> _Testo fornito_
Purtroppo, come predetto da Weizsäcker sempre nel suo messaggio del 28 ottobre di un anno prima, - dove asserisce che non ci si dovrebbe aspettare ulteriori azioni da Roma contro lo sterminio ebraico, la Santa Sede non emise nessun comunicato contro lo sterminio neppure dopo essere stata liberata, quindi senza rischio di ritorsione diretta sul Vaticano.

Fa inoltre impressione il generale Wolff, capo delle Ss in Italia portato da Giulio Andreotti a testimonianza, il tutto relativamente al processo di beatificazione di Pacelli ritentato in questi ultimi anni con il nostro senatore a vita come porta bandiera pro-papa. L'ufficiale nazista racconta che Hitler gli diede l'ordine addirittura di “distruggere il Vaticano” e poi di arrestare il Pontefice e deportarlo all'estero. Probabilmente nel piccolo Liechtenstein, granducato di neutralità e affari come appare in un articolo apparso su La Repubblica nel 23 agosto del 2001 contenente un’intervista proprio ad Andreotti sul tema. Andreotti fa sapere che però l'ordine di Hitler non fu eseguito per merito proprio del generale Wolff.

Viene da chiedersi come sia stato possibile per il generale avere tanta forza da non eseguire l’ordine ed essere sopravvissuto a tanto, scampando l’ira di Hitler e potendo addirittura arrivare a raccontarci la sua prodezza. Eppure, proprio in questa domanda sta la chiave di volta del problema. Paradossalmente, se accettassimo le affermazioni di Wolff saremmo costretti ad accettare anche quelle di Hochhuth, che aveva sempre sostenuto che il Papa sarebbe stato intoccabile in ogni caso, anche se avesse scomunicato i nazisti. Wolff infatti ha disobbedito proprio come aveva ipotizzato Hochhuth, secondo cui il trenta per cento degli ufficiali tedeschi era cattolico e se Pio XII avesse scomunicato il nazismo, molti di loro si sarebbero fermati.

> _Compito_
Nel testo su Pio XII e il generale Wolff, quale ordine dice di aver ricevuto da Hitler l'ufficiale nazista?

Voci di annotazione con coordinate:
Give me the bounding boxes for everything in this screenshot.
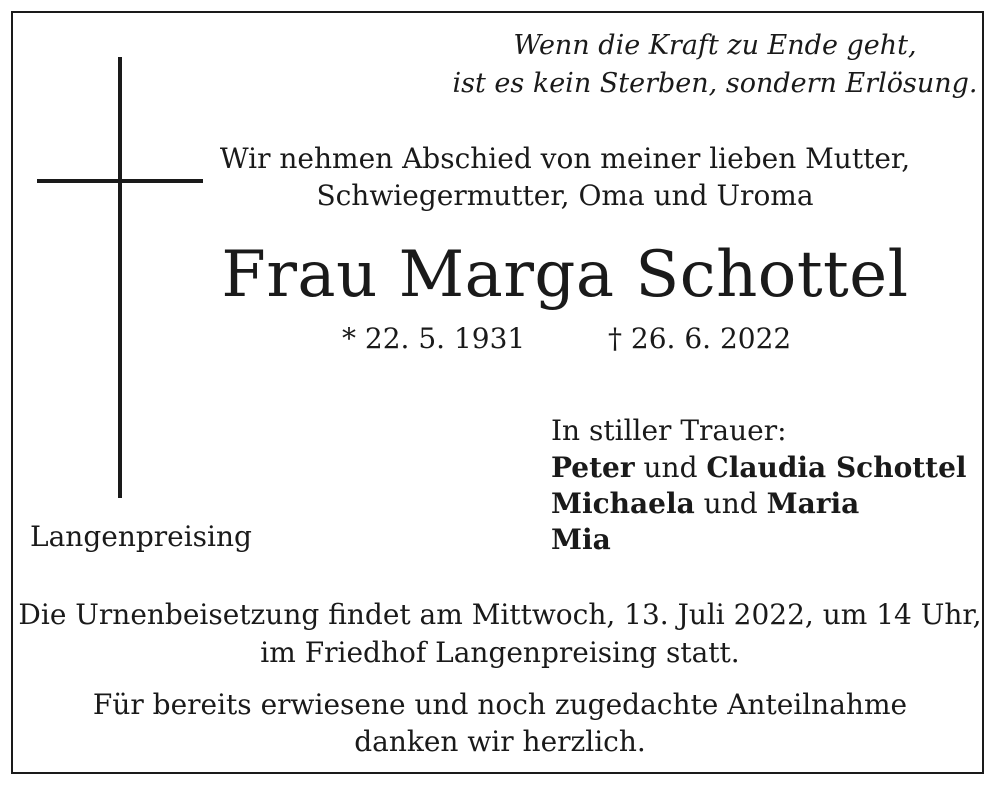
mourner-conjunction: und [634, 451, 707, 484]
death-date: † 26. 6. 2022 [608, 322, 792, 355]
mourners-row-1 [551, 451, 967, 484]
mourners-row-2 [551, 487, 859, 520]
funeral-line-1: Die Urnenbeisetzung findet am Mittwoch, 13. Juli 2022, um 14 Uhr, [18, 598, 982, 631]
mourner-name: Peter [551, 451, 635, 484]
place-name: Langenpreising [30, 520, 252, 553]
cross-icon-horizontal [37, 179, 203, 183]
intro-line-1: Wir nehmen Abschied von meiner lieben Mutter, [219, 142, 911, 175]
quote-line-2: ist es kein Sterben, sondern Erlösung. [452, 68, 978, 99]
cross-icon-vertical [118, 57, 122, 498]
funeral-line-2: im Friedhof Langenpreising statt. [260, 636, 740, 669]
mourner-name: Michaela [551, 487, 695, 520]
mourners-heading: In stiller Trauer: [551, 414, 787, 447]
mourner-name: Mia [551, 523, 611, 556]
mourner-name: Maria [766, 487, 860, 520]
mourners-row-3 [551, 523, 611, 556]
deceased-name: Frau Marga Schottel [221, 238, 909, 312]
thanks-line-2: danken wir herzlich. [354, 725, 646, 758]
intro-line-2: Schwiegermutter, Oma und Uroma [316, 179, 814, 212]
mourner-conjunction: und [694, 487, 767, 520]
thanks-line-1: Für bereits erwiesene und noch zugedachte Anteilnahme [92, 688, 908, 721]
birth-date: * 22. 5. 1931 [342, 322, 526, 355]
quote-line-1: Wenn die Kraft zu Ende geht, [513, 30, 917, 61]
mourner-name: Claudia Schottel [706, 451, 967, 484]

> _Risposta attesa_
Di distruggere il Vaticano e poi di arrestare il Pontefice e deportarlo all'estero.